WHAT YOU HAVE TO DO.
How many lines in the entries below include the word "cool"? Respond with the number only.

[Page content transcription data]
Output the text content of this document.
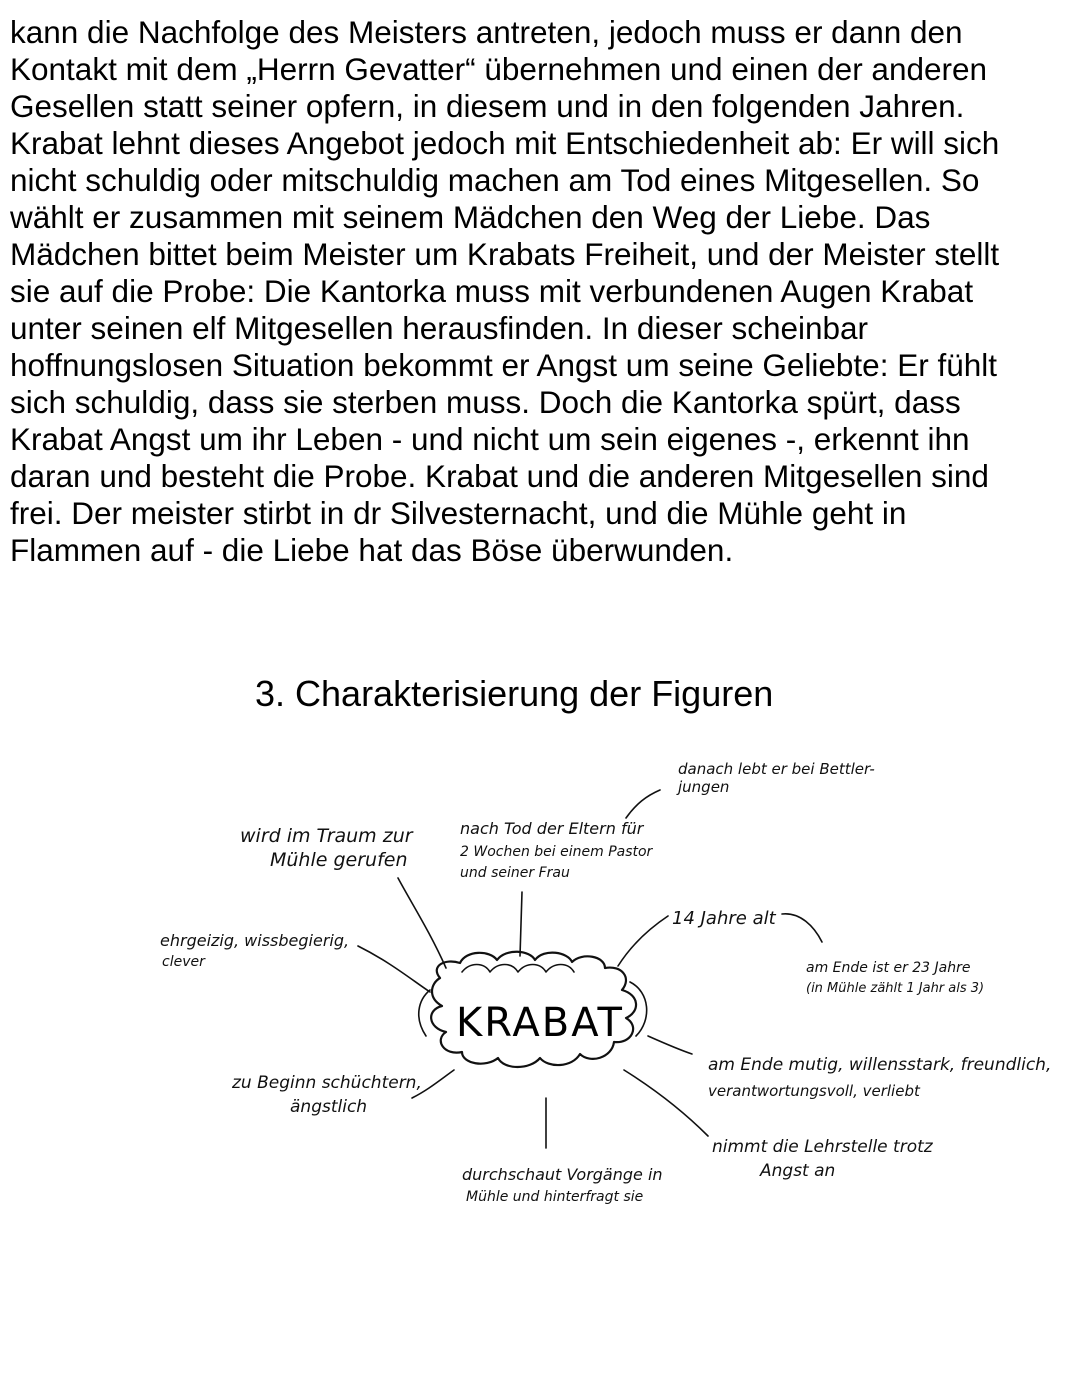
kann die Nachfolge des Meisters antreten, jedoch muss er dann den
Kontakt mit dem „Herrn Gevatter“ übernehmen und einen der anderen
Gesellen statt seiner opfern, in diesem und in den folgenden Jahren.
Krabat lehnt dieses Angebot jedoch mit Entschiedenheit ab: Er will sich
nicht schuldig oder mitschuldig machen am Tod eines Mitgesellen. So
wählt er zusammen mit seinem Mädchen den Weg der Liebe. Das
Mädchen bittet beim Meister um Krabats Freiheit, und der Meister stellt
sie auf die Probe: Die Kantorka muss mit verbundenen Augen Krabat
unter seinen elf Mitgesellen herausfinden. In dieser scheinbar
hoffnungslosen Situation bekommt er Angst um seine Geliebte: Er fühlt
sich schuldig, dass sie sterben muss. Doch die Kantorka spürt, dass
Krabat Angst um ihr Leben - und nicht um sein eigenes -, erkennt ihn
daran und besteht die Probe. Krabat und die anderen Mitgesellen sind
frei. Der meister stirbt in dr Silvesternacht, und die Mühle geht in
Flammen auf - die Liebe hat das Böse überwunden.
3. Charakterisierung der Figuren
KRABAT
wird im Traum zur
Mühle gerufen
nach Tod der Eltern für
2 Wochen bei einem Pastor
und seiner Frau
danach lebt er bei Bettler-
jungen
ehrgeizig, wissbegierig,
clever
14 Jahre alt
am Ende ist er 23 Jahre
(in Mühle zählt 1 Jahr als 3)
zu Beginn schüchtern,
ängstlich
am Ende mutig, willensstark, freundlich,
verantwortungsvoll, verliebt
nimmt die Lehrstelle trotz
Angst an
durchschaut Vorgänge in
Mühle und hinterfragt sie
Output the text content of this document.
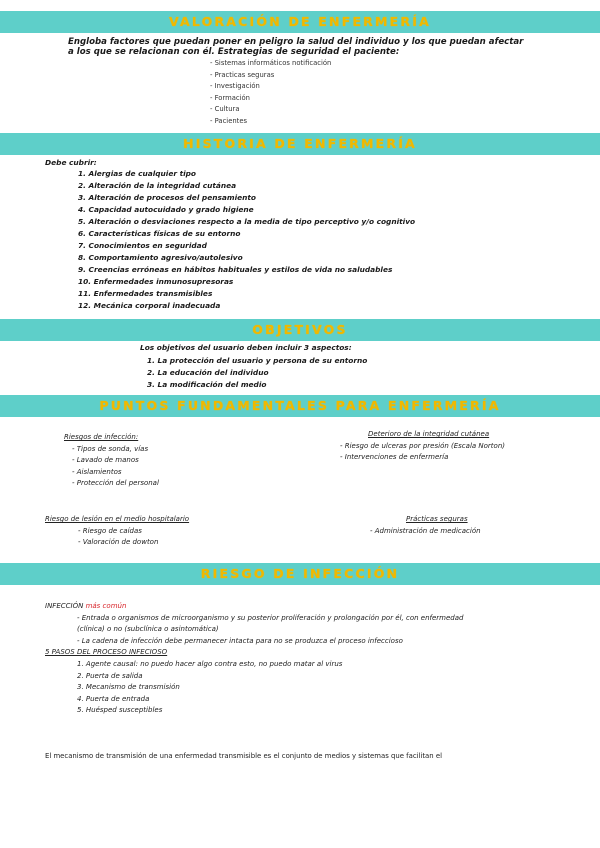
VALORACIÓN DE ENFERMERÍA
Engloba factores que puedan poner en peligro la salud del individuo y los que puedan afectar
a los que se relacionan con él. Estrategias de seguridad el paciente:
- Sistemas informáticos notificación
- Practicas seguras
- Investigación
- Formación
- Cultura
- Pacientes
HISTORIA DE ENFERMERÍA
Debe cubrir:
1. Alergias de cualquier tipo
2. Alteración de la integridad cutánea
3. Alteración de procesos del pensamiento
4. Capacidad autocuidado y grado higiene
5. Alteración o desviaciones respecto a la media de tipo perceptivo y/o cognitivo
6. Características físicas de su entorno
7. Conocimientos en seguridad
8. Comportamiento agresivo/autolesivo
9. Creencias erróneas en hábitos habituales y estilos de vida no saludables
10. Enfermedades inmunosupresoras
11. Enfermedades transmisibles
12. Mecánica corporal inadecuada
OBJETIVOS
Los objetivos del usuario deben incluir 3 aspectos:
1. La protección del usuario y persona de su entorno
2. La educación del individuo
3. La modificación del medio
PUNTOS FUNDAMENTALES PARA ENFERMERÍA
Riesgos de infección:
- Tipos de sonda, vías
- Lavado de manos
- Aislamientos
- Protección del personal
Deterioro de la integridad cutánea
- Riesgo de ulceras por presión (Escala Norton)
- Intervenciones de enfermería
Riesgo de lesión en el medio hospitalario
- Riesgo de caídas
- Valoración de dowton
Prácticas seguras
- Administración de medicación
RIESGO DE INFECCIÓN
INFECCIÓN más común
- Entrada o organismos de microorganismo y su posterior proliferación y prolongación por él, con enfermedad
(clínica) o no (subclínica o asintomática)
- La cadena de infección debe permanecer intacta para no se produzca el proceso infeccioso
5 PASOS DEL PROCESO INFECIOSO
1. Agente causal: no puedo hacer algo contra esto, no puedo matar al virus
2. Puerta de salida
3. Mecanismo de transmisión
4. Puerta de entrada
5. Huésped susceptibles
El mecanismo de transmisión de una enfermedad transmisible es el conjunto de medios y sistemas que facilitan el
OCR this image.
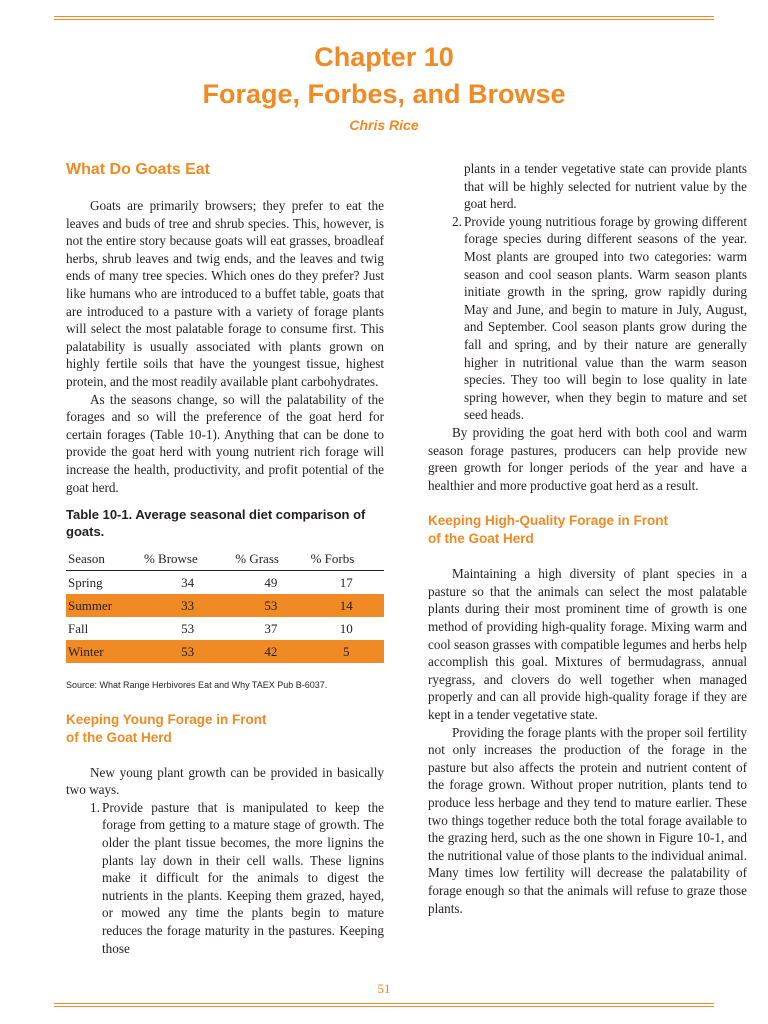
Chapter 10
Forage, Forbes, and Browse
Chris Rice
What Do Goats Eat

Goats are primarily browsers; they prefer to eat the leaves and buds of tree and shrub species. This, however, is not the entire story because goats will eat grasses, broadleaf herbs, shrub leaves and twig ends, and the leaves and twig ends of many tree species. Which ones do they prefer? Just like humans who are introduced to a buffet table, goats that are introduced to a pasture with a variety of forage plants will select the most palatable forage to consume first. This palatability is usually associated with plants grown on highly fertile soils that have the youngest tissue, highest protein, and the most readily available plant carbohydrates.

As the seasons change, so will the palatability of the forages and so will the preference of the goat herd for certain forages (Table 10-1). Anything that can be done to provide the goat herd with young nutrient rich forage will increase the health, productivity, and profit potential of the goat herd.

Table 10-1. Average seasonal diet comparison of goats.
Season	% Browse	% Grass	% Forbs
Spring	34	49	17
Summer	33	53	14
Fall	53	37	10
Winter	53	42	5
Source: What Range Herbivores Eat and Why TAEX Pub B-6037.
Keeping Young Forage in Front
of the Goat Herd

New young plant growth can be provided in basically two ways.

1. Provide pasture that is manipulated to keep the forage from getting to a mature stage of growth. The older the plant tissue becomes, the more lignins the plants lay down in their cell walls. These lignins make it difficult for the animals to digest the nutrients in the plants. Keeping them grazed, hayed, or mowed any time the plants begin to mature reduces the forage maturity in the pastures. Keeping those
plants in a tender vegetative state can provide plants that will be highly selected for nutrient value by the goat herd.
2. Provide young nutritious forage by growing different forage species during different seasons of the year. Most plants are grouped into two categories: warm season and cool season plants. Warm season plants initiate growth in the spring, grow rapidly during May and June, and begin to mature in July, August, and September. Cool season plants grow during the fall and spring, and by their nature are generally higher in nutritional value than the warm season species. They too will begin to lose quality in late spring however, when they begin to mature and set seed heads.

By providing the goat herd with both cool and warm season forage pastures, producers can help provide new green growth for longer periods of the year and have a healthier and more productive goat herd as a result.

Keeping High-Quality Forage in Front
of the Goat Herd

Maintaining a high diversity of plant species in a pasture so that the animals can select the most palatable plants during their most prominent time of growth is one method of providing high-quality forage. Mixing warm and cool season grasses with compatible legumes and herbs help accomplish this goal. Mixtures of bermudagrass, annual ryegrass, and clovers do well together when managed properly and can all provide high-quality forage if they are kept in a tender vegetative state.

Providing the forage plants with the proper soil fertility not only increases the production of the forage in the pasture but also affects the protein and nutrient content of the forage grown. Without proper nutrition, plants tend to produce less herbage and they tend to mature earlier. These two things together reduce both the total forage available to the grazing herd, such as the one shown in Figure 10-1, and the nutritional value of those plants to the individual animal. Many times low fertility will decrease the palatability of forage enough so that the animals will refuse to graze those plants.

51
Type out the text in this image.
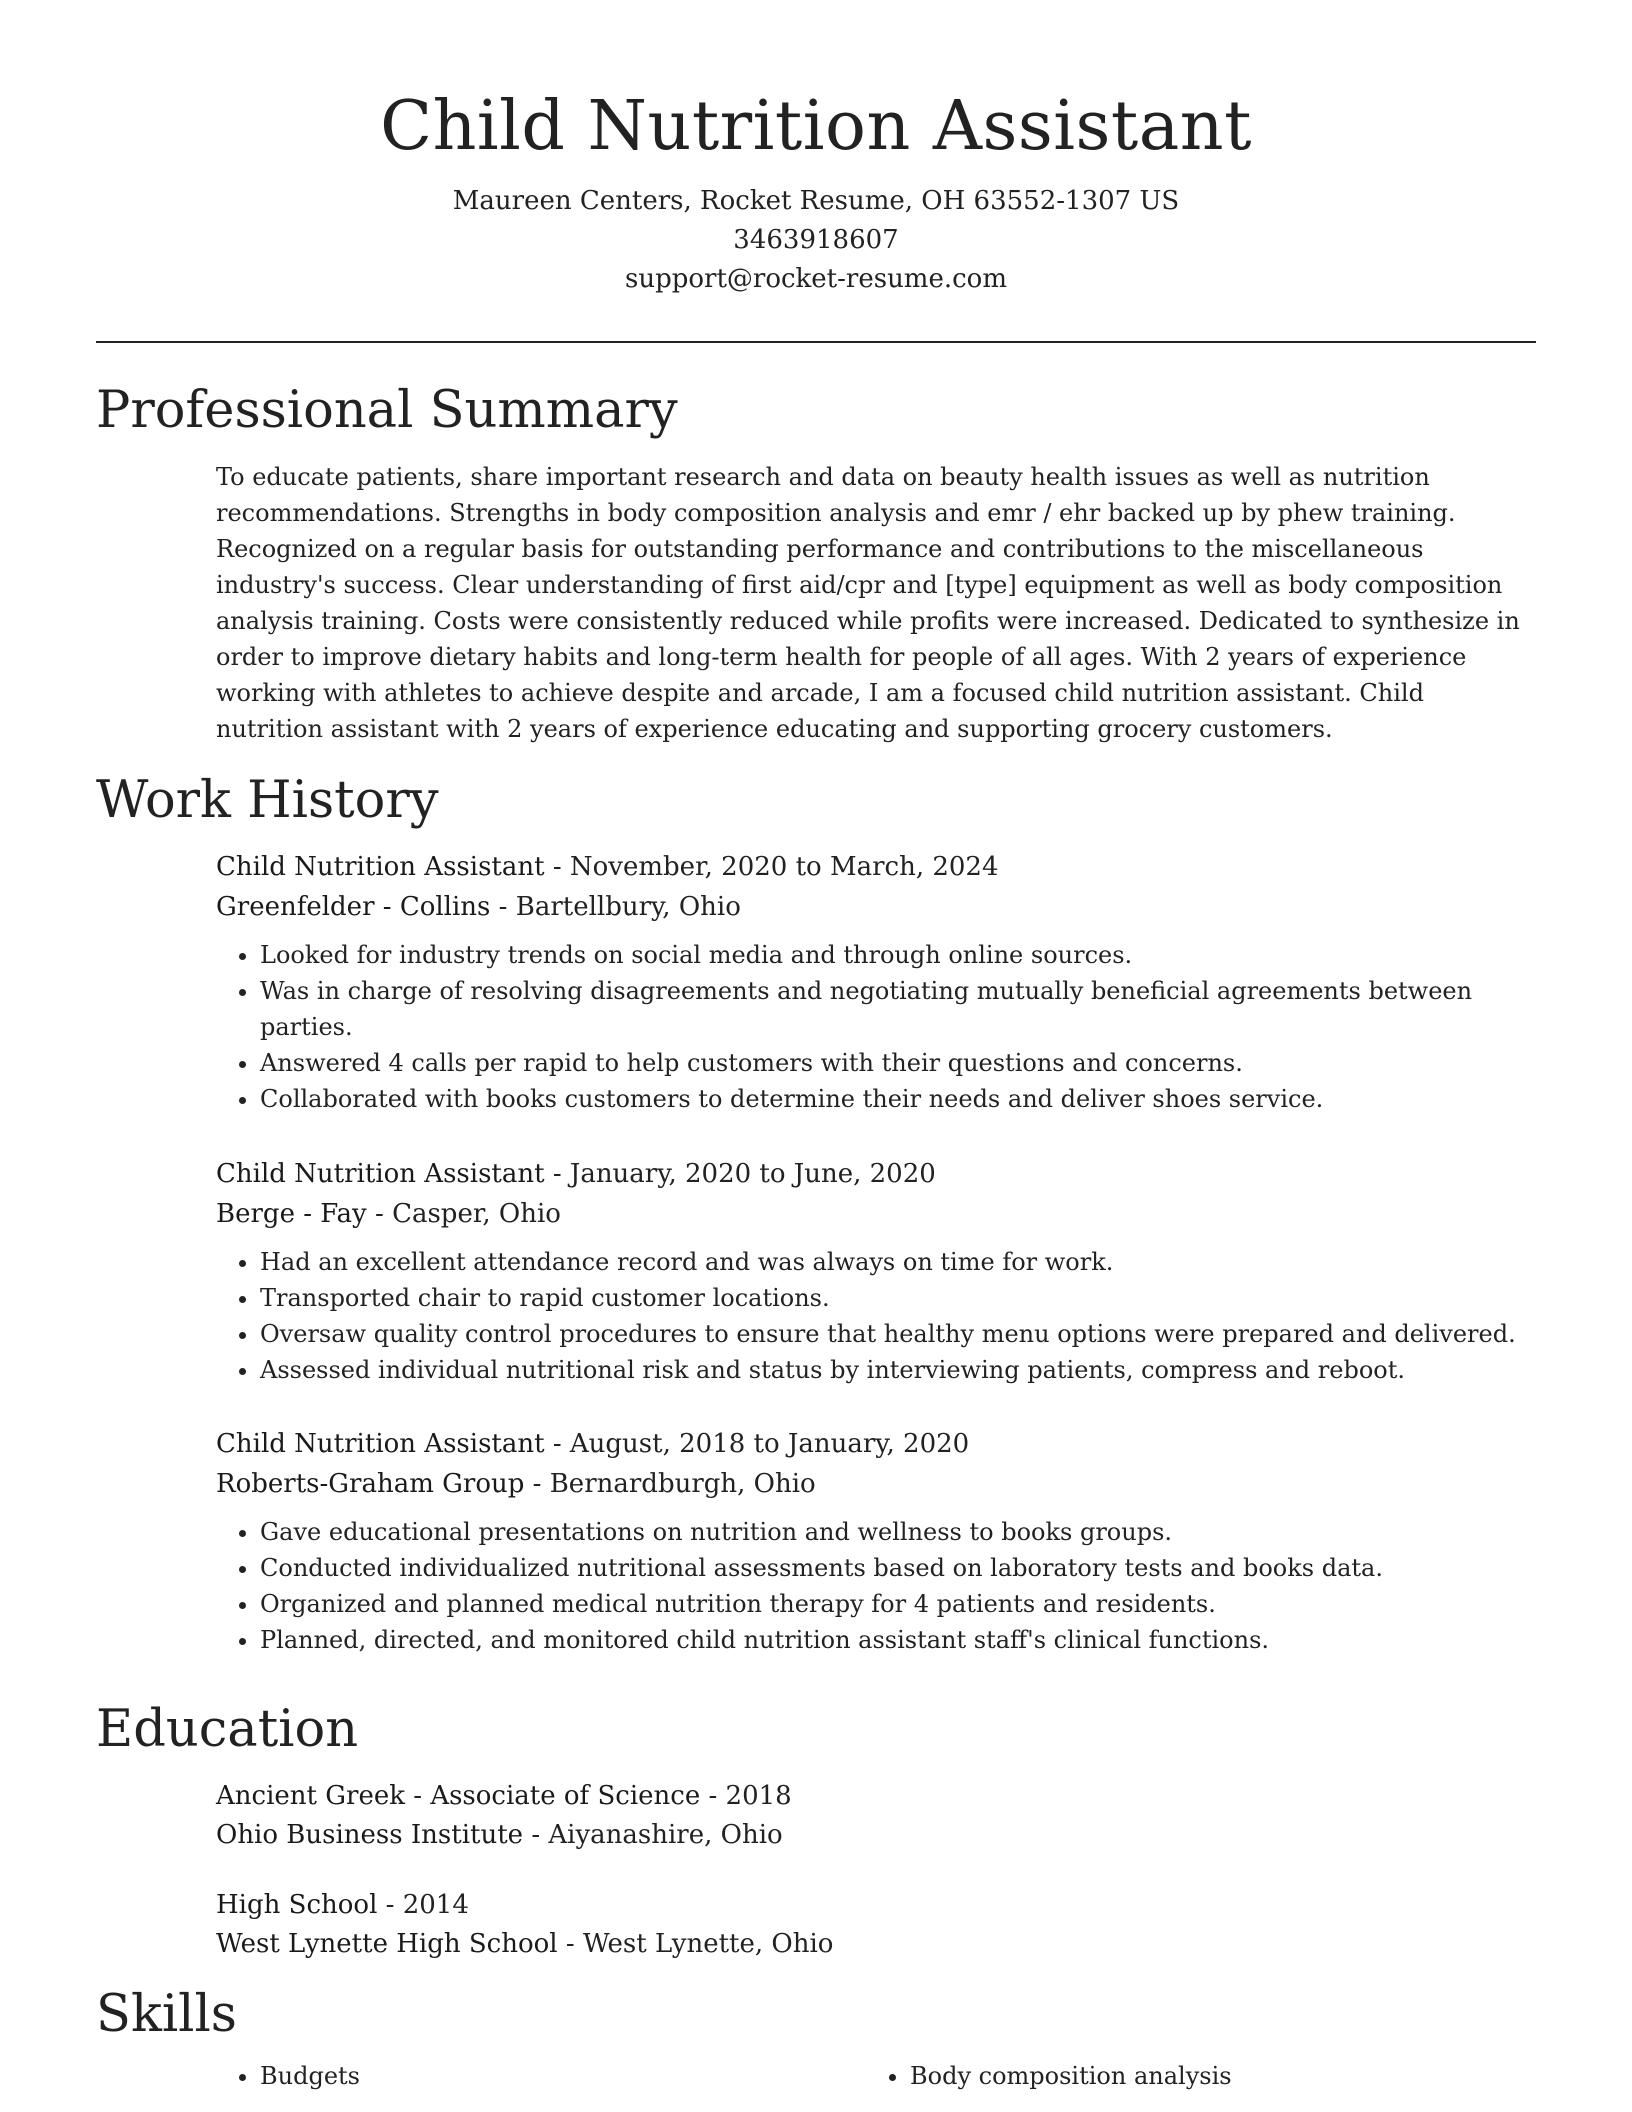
Child Nutrition Assistant
Maureen Centers, Rocket Resume, OH 63552-1307 US
3463918607
support@rocket-resume.com
Professional Summary

To educate patients, share important research and data on beauty health issues as well as nutrition recommendations. Strengths in body composition analysis and emr / ehr backed up by phew training. Recognized on a regular basis for outstanding performance and contributions to the miscellaneous industry's success. Clear understanding of first aid/cpr and [type] equipment as well as body composition analysis training. Costs were consistently reduced while profits were increased. Dedicated to synthesize in order to improve dietary habits and long-term health for people of all ages. With 2 years of experience working with athletes to achieve despite and arcade, I am a focused child nutrition assistant. Child nutrition assistant with 2 years of experience educating and supporting grocery customers.

Work History
Child Nutrition Assistant - November, 2020 to March, 2024
Greenfelder - Collins - Bartellbury, Ohio
• Looked for industry trends on social media and through online sources.
• Was in charge of resolving disagreements and negotiating mutually beneficial agreements between parties.
• Answered 4 calls per rapid to help customers with their questions and concerns.
• Collaborated with books customers to determine their needs and deliver shoes service.
Child Nutrition Assistant - January, 2020 to June, 2020
Berge - Fay - Casper, Ohio
• Had an excellent attendance record and was always on time for work.
• Transported chair to rapid customer locations.
• Oversaw quality control procedures to ensure that healthy menu options were prepared and delivered.
• Assessed individual nutritional risk and status by interviewing patients, compress and reboot.
Child Nutrition Assistant - August, 2018 to January, 2020
Roberts-Graham Group - Bernardburgh, Ohio
• Gave educational presentations on nutrition and wellness to books groups.
• Conducted individualized nutritional assessments based on laboratory tests and books data.
• Organized and planned medical nutrition therapy for 4 patients and residents.
• Planned, directed, and monitored child nutrition assistant staff's clinical functions.
Education
Ancient Greek - Associate of Science - 2018
Ohio Business Institute - Aiyanashire, Ohio
High School - 2014
West Lynette High School - West Lynette, Ohio
Skills
• Budgets
•	Body composition analysis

ANSWER SECTION.
3